Reproduce every entry below precisely. Pictures are excluded from the copy.

——

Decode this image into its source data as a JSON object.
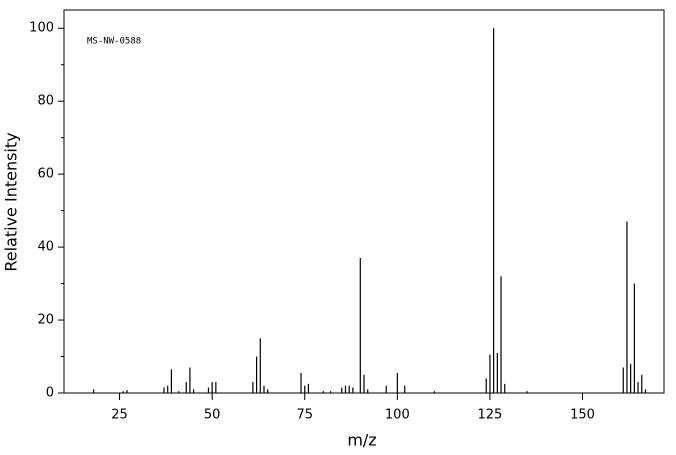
{
  "chart_data": {
    "type": "stem",
    "xlabel": "m/z",
    "ylabel": "Relative Intensity",
    "annotation": "MS-NW-0588",
    "x": [
      18,
      26,
      27,
      37,
      38,
      39,
      41,
      43,
      44,
      45,
      49,
      50,
      51,
      61,
      62,
      63,
      64,
      65,
      74,
      75,
      76,
      80,
      82,
      85,
      86,
      87,
      88,
      90,
      91,
      92,
      97,
      100,
      102,
      110,
      124,
      125,
      126,
      127,
      128,
      129,
      135,
      161,
      162,
      163,
      164,
      165,
      166,
      167
    ],
    "values": [
      1,
      0.5,
      0.8,
      1.5,
      2,
      6.5,
      0.5,
      3,
      7,
      1,
      1.5,
      3,
      3,
      3,
      10,
      15,
      2,
      1,
      5.5,
      2,
      2.5,
      0.5,
      0.5,
      1.5,
      2,
      2,
      1.5,
      37,
      5,
      1,
      2,
      5.5,
      2,
      0.5,
      4,
      10.5,
      100,
      11,
      32,
      2.5,
      0.5,
      7,
      47,
      8,
      30,
      3,
      5,
      1
    ],
    "color": "#000000",
    "xlim": [
      10,
      172
    ],
    "xticks": [
      25,
      50,
      75,
      100,
      125,
      150
    ],
    "ylim": [
      0,
      105
    ],
    "yticks": [
      0,
      20,
      40,
      60,
      80,
      100
    ],
    "yminorticks": [
      10,
      30,
      50,
      70,
      90
    ]
  }
}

——

Reply to the task
Decode this image into its source data as a JSON object.
{
  "chart_data": {
    "type": "stem",
    "xlabel": "m/z",
    "ylabel": "Relative Intensity",
    "annotation": "MS-NW-0588",
    "x": [
      18,
      26,
      27,
      37,
      38,
      39,
      41,
      43,
      44,
      45,
      49,
      50,
      51,
      61,
      62,
      63,
      64,
      65,
      74,
      75,
      76,
      80,
      82,
      85,
      86,
      87,
      88,
      90,
      91,
      92,
      97,
      100,
      102,
      110,
      124,
      125,
      126,
      127,
      128,
      129,
      135,
      161,
      162,
      163,
      164,
      165,
      166,
      167
    ],
    "values": [
      1,
      0.5,
      0.8,
      1.5,
      2,
      6.5,
      0.5,
      3,
      7,
      1,
      1.5,
      3,
      3,
      3,
      10,
      15,
      2,
      1,
      5.5,
      2,
      2.5,
      0.5,
      0.5,
      1.5,
      2,
      2,
      1.5,
      37,
      5,
      1,
      2,
      5.5,
      2,
      0.5,
      4,
      10.5,
      100,
      11,
      32,
      2.5,
      0.5,
      7,
      47,
      8,
      30,
      3,
      5,
      1
    ],
    "color": "#000000",
    "xlim": [
      10,
      172
    ],
    "xticks": [
      25,
      50,
      75,
      100,
      125,
      150
    ],
    "ylim": [
      0,
      105
    ],
    "yticks": [
      0,
      20,
      40,
      60,
      80,
      100
    ],
    "yminorticks": [
      10,
      30,
      50,
      70,
      90
    ]
  }
}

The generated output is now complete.